**Paginafragment:**
━━━━
André dacht aan de gehuchten Heuvels-Baal en Baalberg ten oosten van het Laakdal.

De uitleg van Marcel:
Drie kale bergen in zilver: verwijzend naar het gehucht Steenbergen gelegen in het centrum van de toenmalige gemeente Vorst, woonplaats van de oudste gekende Hollants-en. Vorst, buurgemeente van Veerle, hier ook Vorst-Kempen genoemd (om niet verwarren met Vorst-Brussel) behoorde tot het hertogdom Brabant.
Het Sint Andrieskruis in het vrij kwartier: afgeleid van het wapenschild van de familie Van Amstel, een van de vroegere heren van Kronenburg.
Het is volgens Marcel duidelijk dat de oorspronkelijke houder van dit wapenschild kennis had van zijn afkomst.

Van Amstel – Rietstap – Armorial Général – op alfabet – 2 wapenschilden
Van Amstel – Rietstap – Armorial Général – op alfabet – 5 wapenschilden

De huidige gemeente Laakdal is ontstaan vanuit Vorst, Eindhout, Veerle en Varendonk.

Leenhof van Veerle

Wat is dit Leenhof van Veerle?

Toen rond 1400 de persoonlijke band tussen leenheer en leenman, die
verplicht was zijn heer militaire en rechtsbijstand te verlenen, in de late
middeleeuwen verviel tot een zuiver formele band werden leenhoven ingesteld om
de registratie van verhandeling van lenen te registreren en de eraan verbonden
rechten te innen.
Zo ontstond het Leenhof van Brabant als centraal hof voor het
hertogdom Brabant en als opperste beroepshof voor betwistingen over Brabantse lenen.
Daarnaast waren er ook regionale leenhoven zoals het Leenhof van het Land van
Mechelen. Daar viel ook Veerle onder. Dit leenhof heb ik nog niet kunnen bekijken op mogelijke Hollantsen.
━━━━
**Aangeleverde gegevens:**
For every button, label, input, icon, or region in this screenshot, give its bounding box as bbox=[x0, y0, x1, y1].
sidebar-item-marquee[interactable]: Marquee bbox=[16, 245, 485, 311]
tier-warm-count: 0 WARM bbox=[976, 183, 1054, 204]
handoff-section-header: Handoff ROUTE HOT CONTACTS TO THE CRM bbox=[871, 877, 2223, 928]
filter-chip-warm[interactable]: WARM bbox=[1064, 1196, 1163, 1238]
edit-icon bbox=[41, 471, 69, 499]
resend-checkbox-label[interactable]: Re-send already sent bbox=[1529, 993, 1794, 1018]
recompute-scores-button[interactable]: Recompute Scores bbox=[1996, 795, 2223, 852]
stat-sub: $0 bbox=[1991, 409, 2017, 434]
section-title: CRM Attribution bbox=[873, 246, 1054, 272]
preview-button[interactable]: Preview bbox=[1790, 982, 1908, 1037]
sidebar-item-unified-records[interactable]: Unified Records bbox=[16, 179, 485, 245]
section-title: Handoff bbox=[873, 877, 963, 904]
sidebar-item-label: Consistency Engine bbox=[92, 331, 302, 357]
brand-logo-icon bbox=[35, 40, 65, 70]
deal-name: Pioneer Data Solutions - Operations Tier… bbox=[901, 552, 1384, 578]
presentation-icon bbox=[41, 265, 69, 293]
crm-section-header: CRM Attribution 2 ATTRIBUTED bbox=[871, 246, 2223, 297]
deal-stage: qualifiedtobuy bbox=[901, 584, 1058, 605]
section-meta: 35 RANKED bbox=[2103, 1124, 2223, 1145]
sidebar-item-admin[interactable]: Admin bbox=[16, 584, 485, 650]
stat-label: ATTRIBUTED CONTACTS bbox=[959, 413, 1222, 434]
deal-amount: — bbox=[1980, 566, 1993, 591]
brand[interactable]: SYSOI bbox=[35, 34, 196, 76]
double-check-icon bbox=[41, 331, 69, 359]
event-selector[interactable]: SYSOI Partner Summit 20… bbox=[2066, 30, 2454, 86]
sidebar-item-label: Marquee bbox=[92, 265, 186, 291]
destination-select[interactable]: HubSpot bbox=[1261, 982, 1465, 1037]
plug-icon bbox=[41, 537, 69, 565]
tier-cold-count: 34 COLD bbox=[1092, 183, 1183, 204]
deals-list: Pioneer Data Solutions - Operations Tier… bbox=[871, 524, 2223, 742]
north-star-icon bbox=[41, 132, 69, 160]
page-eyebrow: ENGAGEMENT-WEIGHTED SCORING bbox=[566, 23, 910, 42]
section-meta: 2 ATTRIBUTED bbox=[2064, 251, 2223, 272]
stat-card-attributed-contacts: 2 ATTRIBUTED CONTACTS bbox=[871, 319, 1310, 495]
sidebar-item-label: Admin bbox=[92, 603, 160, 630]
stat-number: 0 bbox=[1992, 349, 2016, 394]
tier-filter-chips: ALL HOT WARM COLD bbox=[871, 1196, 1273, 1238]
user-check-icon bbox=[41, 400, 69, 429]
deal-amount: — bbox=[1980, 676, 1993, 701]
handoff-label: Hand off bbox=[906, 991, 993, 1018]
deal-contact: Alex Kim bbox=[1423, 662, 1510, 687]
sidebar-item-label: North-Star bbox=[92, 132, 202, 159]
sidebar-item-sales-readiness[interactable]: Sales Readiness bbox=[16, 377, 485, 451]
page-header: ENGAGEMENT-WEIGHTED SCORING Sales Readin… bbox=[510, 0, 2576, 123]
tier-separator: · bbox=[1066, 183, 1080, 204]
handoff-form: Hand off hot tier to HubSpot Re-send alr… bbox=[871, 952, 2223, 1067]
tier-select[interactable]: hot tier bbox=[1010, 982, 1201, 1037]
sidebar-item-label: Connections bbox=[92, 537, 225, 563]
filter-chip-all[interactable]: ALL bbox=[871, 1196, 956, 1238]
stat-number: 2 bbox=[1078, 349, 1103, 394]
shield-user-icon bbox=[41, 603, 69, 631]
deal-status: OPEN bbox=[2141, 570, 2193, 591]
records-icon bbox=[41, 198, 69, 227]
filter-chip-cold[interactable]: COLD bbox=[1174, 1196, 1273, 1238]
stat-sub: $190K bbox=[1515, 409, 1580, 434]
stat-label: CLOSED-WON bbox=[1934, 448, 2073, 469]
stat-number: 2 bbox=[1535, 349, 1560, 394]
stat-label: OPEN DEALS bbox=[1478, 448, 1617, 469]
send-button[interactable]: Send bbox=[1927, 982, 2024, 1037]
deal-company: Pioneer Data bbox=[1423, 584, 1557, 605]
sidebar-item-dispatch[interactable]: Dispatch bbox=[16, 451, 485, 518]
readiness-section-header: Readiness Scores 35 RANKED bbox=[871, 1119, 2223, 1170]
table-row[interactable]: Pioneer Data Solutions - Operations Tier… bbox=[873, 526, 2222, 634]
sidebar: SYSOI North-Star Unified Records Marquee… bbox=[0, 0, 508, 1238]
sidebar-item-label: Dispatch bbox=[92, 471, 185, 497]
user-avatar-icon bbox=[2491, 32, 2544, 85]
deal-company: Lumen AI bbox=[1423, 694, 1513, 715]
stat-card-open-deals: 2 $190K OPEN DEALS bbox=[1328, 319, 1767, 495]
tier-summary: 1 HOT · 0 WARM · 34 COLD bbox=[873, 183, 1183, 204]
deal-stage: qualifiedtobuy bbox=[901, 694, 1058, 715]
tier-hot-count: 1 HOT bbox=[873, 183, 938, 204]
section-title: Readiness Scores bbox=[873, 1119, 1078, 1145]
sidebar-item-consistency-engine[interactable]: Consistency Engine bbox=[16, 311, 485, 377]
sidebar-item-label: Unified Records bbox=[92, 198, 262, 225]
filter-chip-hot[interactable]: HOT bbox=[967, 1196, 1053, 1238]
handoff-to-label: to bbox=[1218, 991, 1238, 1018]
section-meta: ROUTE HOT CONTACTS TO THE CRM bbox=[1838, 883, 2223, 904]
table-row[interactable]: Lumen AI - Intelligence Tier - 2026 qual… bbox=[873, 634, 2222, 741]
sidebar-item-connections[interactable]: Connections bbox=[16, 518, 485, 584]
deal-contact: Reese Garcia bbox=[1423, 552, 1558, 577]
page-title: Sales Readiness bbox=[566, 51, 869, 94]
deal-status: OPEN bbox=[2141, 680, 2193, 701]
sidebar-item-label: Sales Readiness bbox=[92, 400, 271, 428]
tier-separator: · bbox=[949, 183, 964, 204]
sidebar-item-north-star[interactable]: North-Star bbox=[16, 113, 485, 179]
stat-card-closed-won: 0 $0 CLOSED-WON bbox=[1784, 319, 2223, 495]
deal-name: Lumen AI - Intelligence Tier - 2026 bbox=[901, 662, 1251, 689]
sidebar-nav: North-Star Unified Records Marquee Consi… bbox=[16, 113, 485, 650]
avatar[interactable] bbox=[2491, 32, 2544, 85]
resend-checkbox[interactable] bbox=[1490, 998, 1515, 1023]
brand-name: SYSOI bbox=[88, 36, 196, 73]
━━━━
**Opdracht:** Werk het deel van het paginafragment bij dat begint bij "Toen rond 1400" en eindigt bij "op mogelijke Hollantsen.". Geef dat deel opnieuw, met "vazal" in plaats van "leenman". De gegevens staan helemaal los van het paginafragment.

**Antwoord:**
Toen rond 1400 de persoonlijke band tussen leenheer en vazal, die
verplicht was zijn heer militaire en rechtsbijstand te verlenen, in de late
middeleeuwen verviel tot een zuiver formele band werden leenhoven ingesteld om
de registratie van verhandeling van lenen te registreren en de eraan verbonden
rechten te innen.
Zo ontstond het Leenhof van Brabant als centraal hof voor het
hertogdom Brabant en als opperste beroepshof voor betwistingen over Brabantse lenen.
Daarnaast waren er ook regionale leenhoven zoals het Leenhof van het Land van
Mechelen. Daar viel ook Veerle onder. Dit leenhof heb ik nog niet kunnen bekijken op mogelijke Hollantsen.